RAW DATA >>
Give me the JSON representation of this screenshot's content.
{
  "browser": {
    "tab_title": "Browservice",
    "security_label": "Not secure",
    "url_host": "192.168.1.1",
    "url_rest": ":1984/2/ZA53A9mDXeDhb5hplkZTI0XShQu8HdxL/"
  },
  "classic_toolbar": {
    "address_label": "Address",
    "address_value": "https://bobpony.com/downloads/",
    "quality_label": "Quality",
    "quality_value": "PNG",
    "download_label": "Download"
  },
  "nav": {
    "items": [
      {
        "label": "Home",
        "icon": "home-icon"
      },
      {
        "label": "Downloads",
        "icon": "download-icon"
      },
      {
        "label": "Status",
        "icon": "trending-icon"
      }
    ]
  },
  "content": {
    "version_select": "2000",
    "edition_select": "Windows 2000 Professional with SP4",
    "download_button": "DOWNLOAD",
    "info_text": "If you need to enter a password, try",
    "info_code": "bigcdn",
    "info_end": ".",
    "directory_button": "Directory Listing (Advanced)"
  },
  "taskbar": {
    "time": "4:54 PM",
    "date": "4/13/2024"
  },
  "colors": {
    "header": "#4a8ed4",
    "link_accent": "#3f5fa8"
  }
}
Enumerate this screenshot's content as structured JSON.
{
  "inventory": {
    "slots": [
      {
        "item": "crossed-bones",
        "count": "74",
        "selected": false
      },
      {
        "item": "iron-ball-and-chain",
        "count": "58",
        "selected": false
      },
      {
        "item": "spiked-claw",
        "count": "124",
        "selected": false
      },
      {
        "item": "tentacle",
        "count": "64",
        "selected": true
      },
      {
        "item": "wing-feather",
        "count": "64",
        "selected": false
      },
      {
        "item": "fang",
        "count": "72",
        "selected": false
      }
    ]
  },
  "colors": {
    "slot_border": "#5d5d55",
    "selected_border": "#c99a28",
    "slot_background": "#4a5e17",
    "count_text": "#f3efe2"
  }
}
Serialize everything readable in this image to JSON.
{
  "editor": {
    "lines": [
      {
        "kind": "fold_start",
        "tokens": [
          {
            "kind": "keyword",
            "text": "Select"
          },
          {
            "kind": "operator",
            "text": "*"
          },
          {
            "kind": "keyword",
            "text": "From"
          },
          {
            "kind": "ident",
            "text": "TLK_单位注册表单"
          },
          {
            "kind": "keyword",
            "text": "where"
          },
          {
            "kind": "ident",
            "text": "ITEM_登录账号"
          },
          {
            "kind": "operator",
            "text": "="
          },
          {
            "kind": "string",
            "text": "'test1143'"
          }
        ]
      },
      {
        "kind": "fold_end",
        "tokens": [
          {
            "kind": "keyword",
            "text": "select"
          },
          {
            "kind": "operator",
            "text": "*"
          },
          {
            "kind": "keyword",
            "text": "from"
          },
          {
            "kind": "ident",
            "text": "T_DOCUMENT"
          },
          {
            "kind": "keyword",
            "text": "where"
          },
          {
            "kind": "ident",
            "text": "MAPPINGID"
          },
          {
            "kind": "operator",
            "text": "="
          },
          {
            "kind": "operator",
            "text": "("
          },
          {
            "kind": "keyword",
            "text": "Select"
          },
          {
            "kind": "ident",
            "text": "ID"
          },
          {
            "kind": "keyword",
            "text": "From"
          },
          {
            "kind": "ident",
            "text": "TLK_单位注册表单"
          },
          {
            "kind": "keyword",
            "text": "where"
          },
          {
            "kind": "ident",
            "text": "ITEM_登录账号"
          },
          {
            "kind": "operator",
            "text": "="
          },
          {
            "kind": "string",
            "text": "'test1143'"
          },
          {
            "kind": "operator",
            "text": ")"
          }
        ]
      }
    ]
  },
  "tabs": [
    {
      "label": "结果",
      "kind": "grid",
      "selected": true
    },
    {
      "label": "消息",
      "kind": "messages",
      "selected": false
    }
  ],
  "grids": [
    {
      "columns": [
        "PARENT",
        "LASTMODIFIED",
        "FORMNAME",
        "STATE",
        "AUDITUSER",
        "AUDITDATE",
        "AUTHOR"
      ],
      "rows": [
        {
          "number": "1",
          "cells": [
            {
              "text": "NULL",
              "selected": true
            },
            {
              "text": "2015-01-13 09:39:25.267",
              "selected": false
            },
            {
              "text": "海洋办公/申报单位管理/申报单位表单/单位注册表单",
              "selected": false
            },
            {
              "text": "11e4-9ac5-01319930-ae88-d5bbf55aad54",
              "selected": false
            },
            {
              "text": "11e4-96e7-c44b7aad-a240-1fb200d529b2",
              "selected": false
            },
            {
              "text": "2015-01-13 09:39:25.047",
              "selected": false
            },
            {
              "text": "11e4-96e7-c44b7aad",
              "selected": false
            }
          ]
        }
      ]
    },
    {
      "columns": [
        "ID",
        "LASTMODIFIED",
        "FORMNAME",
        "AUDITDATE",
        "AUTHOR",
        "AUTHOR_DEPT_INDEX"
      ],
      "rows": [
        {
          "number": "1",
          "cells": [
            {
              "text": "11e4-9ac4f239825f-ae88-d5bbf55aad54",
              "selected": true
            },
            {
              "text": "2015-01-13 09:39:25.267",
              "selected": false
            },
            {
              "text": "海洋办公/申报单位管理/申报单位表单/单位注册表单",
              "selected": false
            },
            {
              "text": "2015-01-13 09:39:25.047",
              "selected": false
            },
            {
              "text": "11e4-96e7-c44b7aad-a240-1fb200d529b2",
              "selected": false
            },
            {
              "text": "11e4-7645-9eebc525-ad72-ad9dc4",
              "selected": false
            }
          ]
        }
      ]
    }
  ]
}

TASK DESCRIPTION >>
Here, the records must be output exactly and in full.

ANSWER IN FULL >>
Give me the JSON representation of this screenshot's content.
{
  "browser": {
    "tab_title": "Browservice",
    "security_label": "Not secure",
    "url_host": "192.168.1.1",
    "url_rest": ":1984/2/ZA53A9mDXeDhb5hplkZTI0XShQu8HdxL/"
  },
  "classic_toolbar": {
    "address_label": "Address",
    "address_value": "https://bobpony.com/downloads/",
    "quality_label": "Quality",
    "quality_value": "PNG",
    "download_label": "Download"
  },
  "nav": {
    "items": [
      {
        "label": "Home",
        "icon": "home-icon"
      },
      {
        "label": "Downloads",
        "icon": "download-icon"
      },
      {
        "label": "Status",
        "icon": "trending-icon"
      }
    ]
  },
  "content": {
    "version_select": "2000",
    "edition_select": "Windows 2000 Professional with SP4",
    "download_button": "DOWNLOAD",
    "info_text": "If you need to enter a password, try",
    "info_code": "bigcdn",
    "info_end": ".",
    "directory_button": "Directory Listing (Advanced)"
  },
  "taskbar": {
    "time": "4:54 PM",
    "date": "4/13/2024"
  },
  "colors": {
    "header": "#4a8ed4",
    "link_accent": "#3f5fa8"
  }
}
Enumerate this screenshot's content as structured JSON.
{
  "inventory": {
    "slots": [
      {
        "item": "crossed-bones",
        "count": "74",
        "selected": false
      },
      {
        "item": "iron-ball-and-chain",
        "count": "58",
        "selected": false
      },
      {
        "item": "spiked-claw",
        "count": "124",
        "selected": false
      },
      {
        "item": "tentacle",
        "count": "64",
        "selected": true
      },
      {
        "item": "wing-feather",
        "count": "64",
        "selected": false
      },
      {
        "item": "fang",
        "count": "72",
        "selected": false
      }
    ]
  },
  "colors": {
    "slot_border": "#5d5d55",
    "selected_border": "#c99a28",
    "slot_background": "#4a5e17",
    "count_text": "#f3efe2"
  }
}
Serialize everything readable in this image to JSON.
{
  "editor": {
    "lines": [
      {
        "kind": "fold_start",
        "tokens": [
          {
            "kind": "keyword",
            "text": "Select"
          },
          {
            "kind": "operator",
            "text": "*"
          },
          {
            "kind": "keyword",
            "text": "From"
          },
          {
            "kind": "ident",
            "text": "TLK_单位注册表单"
          },
          {
            "kind": "keyword",
            "text": "where"
          },
          {
            "kind": "ident",
            "text": "ITEM_登录账号"
          },
          {
            "kind": "operator",
            "text": "="
          },
          {
            "kind": "string",
            "text": "'test1143'"
          }
        ]
      },
      {
        "kind": "fold_end",
        "tokens": [
          {
            "kind": "keyword",
            "text": "select"
          },
          {
            "kind": "operator",
            "text": "*"
          },
          {
            "kind": "keyword",
            "text": "from"
          },
          {
            "kind": "ident",
            "text": "T_DOCUMENT"
          },
          {
            "kind": "keyword",
            "text": "where"
          },
          {
            "kind": "ident",
            "text": "MAPPINGID"
          },
          {
            "kind": "operator",
            "text": "="
          },
          {
            "kind": "operator",
            "text": "("
          },
          {
            "kind": "keyword",
            "text": "Select"
          },
          {
            "kind": "ident",
            "text": "ID"
          },
          {
            "kind": "keyword",
            "text": "From"
          },
          {
            "kind": "ident",
            "text": "TLK_单位注册表单"
          },
          {
            "kind": "keyword",
            "text": "where"
          },
          {
            "kind": "ident",
            "text": "ITEM_登录账号"
          },
          {
            "kind": "operator",
            "text": "="
          },
          {
            "kind": "string",
            "text": "'test1143'"
          },
          {
            "kind": "operator",
            "text": ")"
          }
        ]
      }
    ]
  },
  "tabs": [
    {
      "label": "结果",
      "kind": "grid",
      "selected": true
    },
    {
      "label": "消息",
      "kind": "messages",
      "selected": false
    }
  ],
  "grids": [
    {
      "columns": [
        "PARENT",
        "LASTMODIFIED",
        "FORMNAME",
        "STATE",
        "AUDITUSER",
        "AUDITDATE",
        "AUTHOR"
      ],
      "rows": [
        {
          "number": "1",
          "cells": [
            {
              "text": "NULL",
              "selected": true
            },
            {
              "text": "2015-01-13 09:39:25.267",
              "selected": false
            },
            {
              "text": "海洋办公/申报单位管理/申报单位表单/单位注册表单",
              "selected": false
            },
            {
              "text": "11e4-9ac5-01319930-ae88-d5bbf55aad54",
              "selected": false
            },
            {
              "text": "11e4-96e7-c44b7aad-a240-1fb200d529b2",
              "selected": false
            },
            {
              "text": "2015-01-13 09:39:25.047",
              "selected": false
            },
            {
              "text": "11e4-96e7-c44b7aad",
              "selected": false
            }
          ]
        }
      ]
    },
    {
      "columns": [
        "ID",
        "LASTMODIFIED",
        "FORMNAME",
        "AUDITDATE",
        "AUTHOR",
        "AUTHOR_DEPT_INDEX"
      ],
      "rows": [
        {
          "number": "1",
          "cells": [
            {
              "text": "11e4-9ac4f239825f-ae88-d5bbf55aad54",
              "selected": true
            },
            {
              "text": "2015-01-13 09:39:25.267",
              "selected": false
            },
            {
              "text": "海洋办公/申报单位管理/申报单位表单/单位注册表单",
              "selected": false
            },
            {
              "text": "2015-01-13 09:39:25.047",
              "selected": false
            },
            {
              "text": "11e4-96e7-c44b7aad-a240-1fb200d529b2",
              "selected": false
            },
            {
              "text": "11e4-7645-9eebc525-ad72-ad9dc4",
              "selected": false
            }
          ]
        }
      ]
    }
  ]
}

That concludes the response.